» What you should do
Pick out every line of the entries below where "页面排版需清晰美观" occurs, and copy those lines.

» Excerpted data
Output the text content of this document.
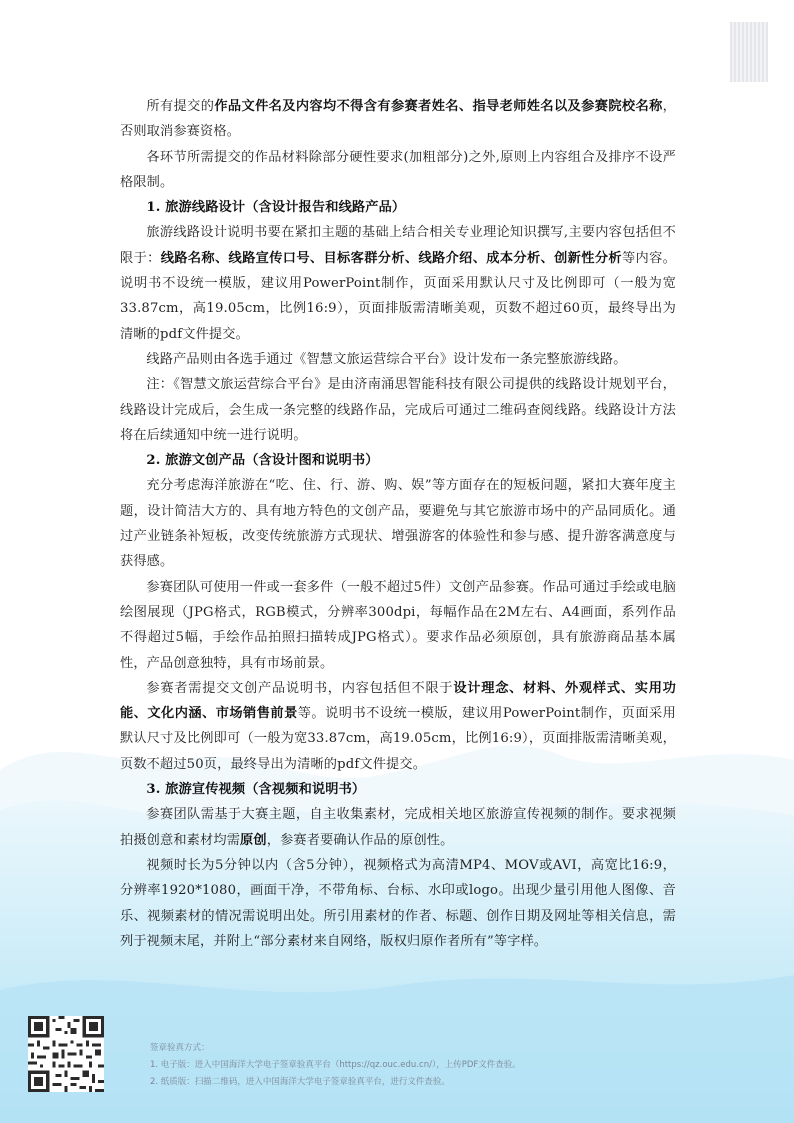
所有提交的作品文件名及内容均不得含有参赛者姓名、指导老师姓名以及参赛院校名称，否则取消参赛资格。

各环节所需提交的作品材料除部分硬性要求(加粗部分)之外,原则上内容组合及排序不设严格限制。

1. 旅游线路设计（含设计报告和线路产品）

旅游线路设计说明书要在紧扣主题的基础上结合相关专业理论知识撰写,主要内容包括但不限于：线路名称、线路宣传口号、目标客群分析、线路介绍、成本分析、创新性分析等内容。说明书不设统一模版，建议用PowerPoint制作，页面采用默认尺寸及比例即可（一般为宽33.87cm，高19.05cm，比例16:9），页面排版需清晰美观，页数不超过60页，最终导出为清晰的pdf文件提交。

线路产品则由各选手通过《智慧文旅运营综合平台》设计发布一条完整旅游线路。

注：《智慧文旅运营综合平台》是由济南涌思智能科技有限公司提供的线路设计规划平台，线路设计完成后，会生成一条完整的线路作品，完成后可通过二维码查阅线路。线路设计方法将在后续通知中统一进行说明。

2. 旅游文创产品（含设计图和说明书）

充分考虑海洋旅游在“吃、住、行、游、购、娱”等方面存在的短板问题，紧扣大赛年度主题，设计简洁大方的、具有地方特色的文创产品，要避免与其它旅游市场中的产品同质化。通过产业链条补短板，改变传统旅游方式现状、增强游客的体验性和参与感、提升游客满意度与获得感。

参赛团队可使用一件或一套多件（一般不超过5件）文创产品参赛。作品可通过手绘或电脑绘图展现（JPG格式，RGB模式，分辨率300dpi，每幅作品在2M左右、A4画面，系列作品不得超过5幅，手绘作品拍照扫描转成JPG格式）。要求作品必须原创，具有旅游商品基本属性，产品创意独特，具有市场前景。

参赛者需提交文创产品说明书，内容包括但不限于设计理念、材料、外观样式、实用功能、文化内涵、市场销售前景等。说明书不设统一模版，建议用PowerPoint制作，页面采用默认尺寸及比例即可（一般为宽33.87cm，高19.05cm，比例16:9），页面排版需清晰美观，页数不超过50页，最终导出为清晰的pdf文件提交。

3. 旅游宣传视频（含视频和说明书）

参赛团队需基于大赛主题，自主收集素材，完成相关地区旅游宣传视频的制作。要求视频拍摄创意和素材均需原创，参赛者要确认作品的原创性。

视频时长为5分钟以内（含5分钟），视频格式为高清MP4、MOV或AVI，高宽比16:9，分辨率1920*1080，画面干净，不带角标、台标、水印或logo。出现少量引用他人图像、音乐、视频素材的情况需说明出处。所引用素材的作者、标题、创作日期及网址等相关信息，需列于视频末尾，并附上“部分素材来自网络，版权归原作者所有”等字样。

签章验真方式：
1. 电子版：进入中国海洋大学电子签章验真平台（https://qz.ouc.edu.cn/），上传PDF文件查验。
2. 纸质版：扫描二维码，进入中国海洋大学电子签章验真平台，进行文件查验。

» Solution for this exercise
旅游线路设计说明书要在紧扣主题的基础上结合相关专业理论知识撰写,主要内容包括但不限于：线路名称、线路宣传口号、目标客群分析、线路介绍、成本分析、创新性分析等内容。说明书不设统一模版，建议用PowerPoint制作，页面采用默认尺寸及比例即可（一般为宽33.87cm，高19.05cm，比例16:9），页面排版需清晰美观，页数不超过60页，最终导出为清晰的pdf文件提交。
参赛者需提交文创产品说明书，内容包括但不限于设计理念、材料、外观样式、实用功能、文化内涵、市场销售前景等。说明书不设统一模版，建议用PowerPoint制作，页面采用默认尺寸及比例即可（一般为宽33.87cm，高19.05cm，比例16:9），页面排版需清晰美观，页数不超过50页，最终导出为清晰的pdf文件提交。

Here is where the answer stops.